#### Data for the task
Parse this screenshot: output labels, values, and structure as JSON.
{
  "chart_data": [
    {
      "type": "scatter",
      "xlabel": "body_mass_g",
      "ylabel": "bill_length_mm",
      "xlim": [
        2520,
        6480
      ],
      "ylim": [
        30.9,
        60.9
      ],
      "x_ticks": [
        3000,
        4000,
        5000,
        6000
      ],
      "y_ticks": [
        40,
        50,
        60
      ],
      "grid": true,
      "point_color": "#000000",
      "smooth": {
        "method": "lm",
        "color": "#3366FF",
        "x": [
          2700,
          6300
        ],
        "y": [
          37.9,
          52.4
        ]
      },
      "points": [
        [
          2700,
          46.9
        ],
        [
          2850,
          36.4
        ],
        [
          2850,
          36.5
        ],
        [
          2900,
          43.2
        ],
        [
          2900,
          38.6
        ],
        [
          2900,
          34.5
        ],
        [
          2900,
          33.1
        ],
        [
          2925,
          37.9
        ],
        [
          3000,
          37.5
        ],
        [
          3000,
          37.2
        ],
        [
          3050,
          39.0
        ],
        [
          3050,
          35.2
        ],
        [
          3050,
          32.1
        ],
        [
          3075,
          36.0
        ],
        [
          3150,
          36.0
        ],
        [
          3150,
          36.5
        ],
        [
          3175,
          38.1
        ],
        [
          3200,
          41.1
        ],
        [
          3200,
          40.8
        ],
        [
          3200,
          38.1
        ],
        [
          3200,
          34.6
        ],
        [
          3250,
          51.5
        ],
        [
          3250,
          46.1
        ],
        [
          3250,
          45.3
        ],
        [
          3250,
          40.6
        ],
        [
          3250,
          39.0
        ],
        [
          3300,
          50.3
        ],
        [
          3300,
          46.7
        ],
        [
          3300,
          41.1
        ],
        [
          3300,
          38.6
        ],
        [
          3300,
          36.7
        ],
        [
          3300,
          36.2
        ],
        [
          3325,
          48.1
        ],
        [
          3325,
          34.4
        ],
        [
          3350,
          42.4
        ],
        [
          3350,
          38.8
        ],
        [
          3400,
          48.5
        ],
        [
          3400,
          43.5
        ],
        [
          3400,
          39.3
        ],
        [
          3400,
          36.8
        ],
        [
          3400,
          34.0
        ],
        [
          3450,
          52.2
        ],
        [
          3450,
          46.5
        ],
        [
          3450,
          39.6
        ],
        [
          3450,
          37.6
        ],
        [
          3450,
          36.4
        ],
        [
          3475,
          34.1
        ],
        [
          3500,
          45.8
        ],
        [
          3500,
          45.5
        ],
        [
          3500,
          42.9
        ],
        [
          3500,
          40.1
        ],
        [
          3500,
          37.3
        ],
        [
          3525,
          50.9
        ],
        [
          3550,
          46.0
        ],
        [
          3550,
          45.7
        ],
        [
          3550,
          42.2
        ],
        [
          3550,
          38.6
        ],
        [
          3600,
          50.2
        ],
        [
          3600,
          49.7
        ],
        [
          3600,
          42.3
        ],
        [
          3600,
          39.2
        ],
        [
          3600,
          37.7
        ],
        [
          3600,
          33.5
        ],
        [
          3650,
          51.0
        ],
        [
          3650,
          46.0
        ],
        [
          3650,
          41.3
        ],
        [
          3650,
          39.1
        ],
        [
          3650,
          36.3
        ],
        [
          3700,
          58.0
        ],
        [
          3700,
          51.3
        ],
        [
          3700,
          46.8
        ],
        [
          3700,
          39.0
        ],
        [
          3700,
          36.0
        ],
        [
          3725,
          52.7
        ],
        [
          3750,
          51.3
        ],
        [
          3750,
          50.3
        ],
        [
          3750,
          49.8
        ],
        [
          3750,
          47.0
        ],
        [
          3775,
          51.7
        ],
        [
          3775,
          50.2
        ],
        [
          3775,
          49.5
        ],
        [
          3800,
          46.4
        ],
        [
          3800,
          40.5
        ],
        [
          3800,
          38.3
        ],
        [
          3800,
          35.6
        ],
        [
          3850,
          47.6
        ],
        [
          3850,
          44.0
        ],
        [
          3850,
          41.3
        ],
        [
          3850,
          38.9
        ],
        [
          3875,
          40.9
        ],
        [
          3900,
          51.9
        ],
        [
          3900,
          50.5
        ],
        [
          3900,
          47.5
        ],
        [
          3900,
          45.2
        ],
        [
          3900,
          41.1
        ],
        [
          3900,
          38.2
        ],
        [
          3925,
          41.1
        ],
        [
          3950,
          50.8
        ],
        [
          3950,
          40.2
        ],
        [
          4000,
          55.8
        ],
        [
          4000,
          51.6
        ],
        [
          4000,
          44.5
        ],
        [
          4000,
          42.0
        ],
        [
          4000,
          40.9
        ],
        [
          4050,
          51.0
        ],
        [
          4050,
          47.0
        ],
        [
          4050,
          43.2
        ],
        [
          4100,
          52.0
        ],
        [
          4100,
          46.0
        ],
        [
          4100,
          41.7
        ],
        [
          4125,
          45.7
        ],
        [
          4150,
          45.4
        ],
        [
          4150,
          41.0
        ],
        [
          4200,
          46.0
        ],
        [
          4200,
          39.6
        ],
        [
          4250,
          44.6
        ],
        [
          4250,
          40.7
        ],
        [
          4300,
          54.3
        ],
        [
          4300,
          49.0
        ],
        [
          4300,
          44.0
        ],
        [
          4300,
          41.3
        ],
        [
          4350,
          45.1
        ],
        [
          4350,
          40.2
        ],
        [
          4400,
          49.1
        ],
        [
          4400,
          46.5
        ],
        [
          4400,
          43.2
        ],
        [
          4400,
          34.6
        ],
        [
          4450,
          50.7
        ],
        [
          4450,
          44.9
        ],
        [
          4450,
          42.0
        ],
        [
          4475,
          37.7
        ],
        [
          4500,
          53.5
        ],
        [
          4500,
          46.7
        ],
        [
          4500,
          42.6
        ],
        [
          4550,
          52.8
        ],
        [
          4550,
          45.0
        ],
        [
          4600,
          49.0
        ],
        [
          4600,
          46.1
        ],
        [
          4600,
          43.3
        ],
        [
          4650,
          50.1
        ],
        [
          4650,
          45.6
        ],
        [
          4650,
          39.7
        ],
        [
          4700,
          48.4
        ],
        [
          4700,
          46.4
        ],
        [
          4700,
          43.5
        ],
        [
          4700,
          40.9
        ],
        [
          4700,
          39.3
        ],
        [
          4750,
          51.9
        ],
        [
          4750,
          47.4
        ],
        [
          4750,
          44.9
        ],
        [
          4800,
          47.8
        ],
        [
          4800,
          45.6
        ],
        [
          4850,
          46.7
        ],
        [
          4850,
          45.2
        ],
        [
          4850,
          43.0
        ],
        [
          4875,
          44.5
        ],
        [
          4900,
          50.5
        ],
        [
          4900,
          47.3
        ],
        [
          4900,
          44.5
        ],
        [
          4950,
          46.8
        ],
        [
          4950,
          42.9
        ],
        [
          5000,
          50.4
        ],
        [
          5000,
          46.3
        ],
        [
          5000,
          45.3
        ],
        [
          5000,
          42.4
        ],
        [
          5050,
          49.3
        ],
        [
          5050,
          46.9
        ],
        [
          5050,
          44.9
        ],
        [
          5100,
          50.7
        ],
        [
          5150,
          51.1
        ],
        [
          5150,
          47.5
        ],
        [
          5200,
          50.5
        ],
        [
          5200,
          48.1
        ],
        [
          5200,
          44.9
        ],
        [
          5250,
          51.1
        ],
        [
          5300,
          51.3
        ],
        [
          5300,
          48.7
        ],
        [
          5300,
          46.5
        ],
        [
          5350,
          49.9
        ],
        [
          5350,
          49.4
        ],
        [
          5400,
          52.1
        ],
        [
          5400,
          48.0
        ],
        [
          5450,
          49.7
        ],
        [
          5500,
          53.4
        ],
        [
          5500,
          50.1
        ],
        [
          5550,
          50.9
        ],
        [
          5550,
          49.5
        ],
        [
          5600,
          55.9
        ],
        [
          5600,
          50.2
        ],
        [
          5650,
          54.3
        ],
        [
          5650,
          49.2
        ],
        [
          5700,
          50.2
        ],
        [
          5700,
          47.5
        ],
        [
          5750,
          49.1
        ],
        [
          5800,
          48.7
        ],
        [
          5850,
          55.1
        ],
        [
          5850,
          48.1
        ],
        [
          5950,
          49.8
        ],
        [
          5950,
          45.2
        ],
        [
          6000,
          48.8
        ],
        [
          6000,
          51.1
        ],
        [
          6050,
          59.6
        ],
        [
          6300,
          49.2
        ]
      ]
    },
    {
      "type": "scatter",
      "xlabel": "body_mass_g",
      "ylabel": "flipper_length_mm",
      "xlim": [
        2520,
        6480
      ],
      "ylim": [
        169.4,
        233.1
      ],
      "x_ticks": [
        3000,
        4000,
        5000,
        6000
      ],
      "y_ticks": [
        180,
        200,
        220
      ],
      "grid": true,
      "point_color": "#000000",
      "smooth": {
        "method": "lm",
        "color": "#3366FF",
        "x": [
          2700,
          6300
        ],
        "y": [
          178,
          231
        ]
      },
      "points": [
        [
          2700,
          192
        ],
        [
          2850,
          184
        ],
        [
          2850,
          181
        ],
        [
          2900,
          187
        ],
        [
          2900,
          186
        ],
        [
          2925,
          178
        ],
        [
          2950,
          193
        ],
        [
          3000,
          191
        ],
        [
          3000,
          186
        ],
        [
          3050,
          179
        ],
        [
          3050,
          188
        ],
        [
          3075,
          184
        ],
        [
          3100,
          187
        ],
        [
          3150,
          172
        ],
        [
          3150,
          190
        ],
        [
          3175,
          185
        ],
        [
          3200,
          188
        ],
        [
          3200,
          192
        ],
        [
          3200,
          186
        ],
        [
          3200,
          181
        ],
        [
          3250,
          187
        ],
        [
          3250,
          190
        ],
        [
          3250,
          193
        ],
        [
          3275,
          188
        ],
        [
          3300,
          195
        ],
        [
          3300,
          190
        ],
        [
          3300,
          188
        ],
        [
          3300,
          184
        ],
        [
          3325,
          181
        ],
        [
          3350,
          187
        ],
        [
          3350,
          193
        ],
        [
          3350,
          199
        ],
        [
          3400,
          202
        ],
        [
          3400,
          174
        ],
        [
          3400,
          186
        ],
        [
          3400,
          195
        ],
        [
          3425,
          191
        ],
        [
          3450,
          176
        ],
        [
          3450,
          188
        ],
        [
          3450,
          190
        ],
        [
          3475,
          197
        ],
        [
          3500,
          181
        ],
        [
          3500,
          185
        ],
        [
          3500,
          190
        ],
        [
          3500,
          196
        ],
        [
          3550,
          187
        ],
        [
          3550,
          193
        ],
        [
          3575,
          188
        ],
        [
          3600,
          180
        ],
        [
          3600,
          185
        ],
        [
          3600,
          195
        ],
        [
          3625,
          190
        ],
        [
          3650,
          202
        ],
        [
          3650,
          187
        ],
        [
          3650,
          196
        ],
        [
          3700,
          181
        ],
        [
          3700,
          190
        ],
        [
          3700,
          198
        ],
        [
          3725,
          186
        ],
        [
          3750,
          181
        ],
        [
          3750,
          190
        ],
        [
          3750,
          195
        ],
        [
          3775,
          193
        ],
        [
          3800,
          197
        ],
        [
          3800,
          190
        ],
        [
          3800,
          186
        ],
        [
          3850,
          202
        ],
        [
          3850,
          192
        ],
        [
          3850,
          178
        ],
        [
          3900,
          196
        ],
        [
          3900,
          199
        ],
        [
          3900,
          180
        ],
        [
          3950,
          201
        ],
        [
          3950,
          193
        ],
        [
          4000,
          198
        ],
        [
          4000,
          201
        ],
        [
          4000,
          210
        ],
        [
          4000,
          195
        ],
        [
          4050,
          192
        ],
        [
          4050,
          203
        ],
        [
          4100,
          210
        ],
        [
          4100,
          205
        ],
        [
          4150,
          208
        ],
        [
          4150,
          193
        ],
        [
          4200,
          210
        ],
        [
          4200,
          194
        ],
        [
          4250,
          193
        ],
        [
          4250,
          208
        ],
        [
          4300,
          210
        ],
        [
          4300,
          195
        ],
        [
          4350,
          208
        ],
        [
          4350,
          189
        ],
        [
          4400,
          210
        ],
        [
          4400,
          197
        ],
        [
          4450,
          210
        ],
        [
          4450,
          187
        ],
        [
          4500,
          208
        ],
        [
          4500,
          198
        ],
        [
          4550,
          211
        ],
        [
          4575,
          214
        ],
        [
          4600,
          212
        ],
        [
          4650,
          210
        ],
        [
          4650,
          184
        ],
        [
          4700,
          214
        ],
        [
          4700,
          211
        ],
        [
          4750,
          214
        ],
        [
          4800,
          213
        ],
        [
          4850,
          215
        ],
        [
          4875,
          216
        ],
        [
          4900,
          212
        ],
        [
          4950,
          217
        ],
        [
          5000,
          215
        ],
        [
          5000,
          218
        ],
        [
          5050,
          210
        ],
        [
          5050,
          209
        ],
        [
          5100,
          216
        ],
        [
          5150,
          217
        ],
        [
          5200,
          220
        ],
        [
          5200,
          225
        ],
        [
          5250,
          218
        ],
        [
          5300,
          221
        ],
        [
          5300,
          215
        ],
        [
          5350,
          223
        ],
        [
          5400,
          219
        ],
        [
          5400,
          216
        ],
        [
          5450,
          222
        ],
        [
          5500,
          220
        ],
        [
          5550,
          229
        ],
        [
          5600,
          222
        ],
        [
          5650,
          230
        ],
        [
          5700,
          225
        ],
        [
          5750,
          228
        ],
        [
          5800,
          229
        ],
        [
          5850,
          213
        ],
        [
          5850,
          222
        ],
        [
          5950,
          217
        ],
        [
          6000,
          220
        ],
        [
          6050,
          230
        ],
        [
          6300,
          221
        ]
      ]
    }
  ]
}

#### What is needed
In the material above, find the lines that contain "ylabel" and show them.

#### Result of this task
      "ylabel": "bill_length_mm",
      "ylabel": "flipper_length_mm",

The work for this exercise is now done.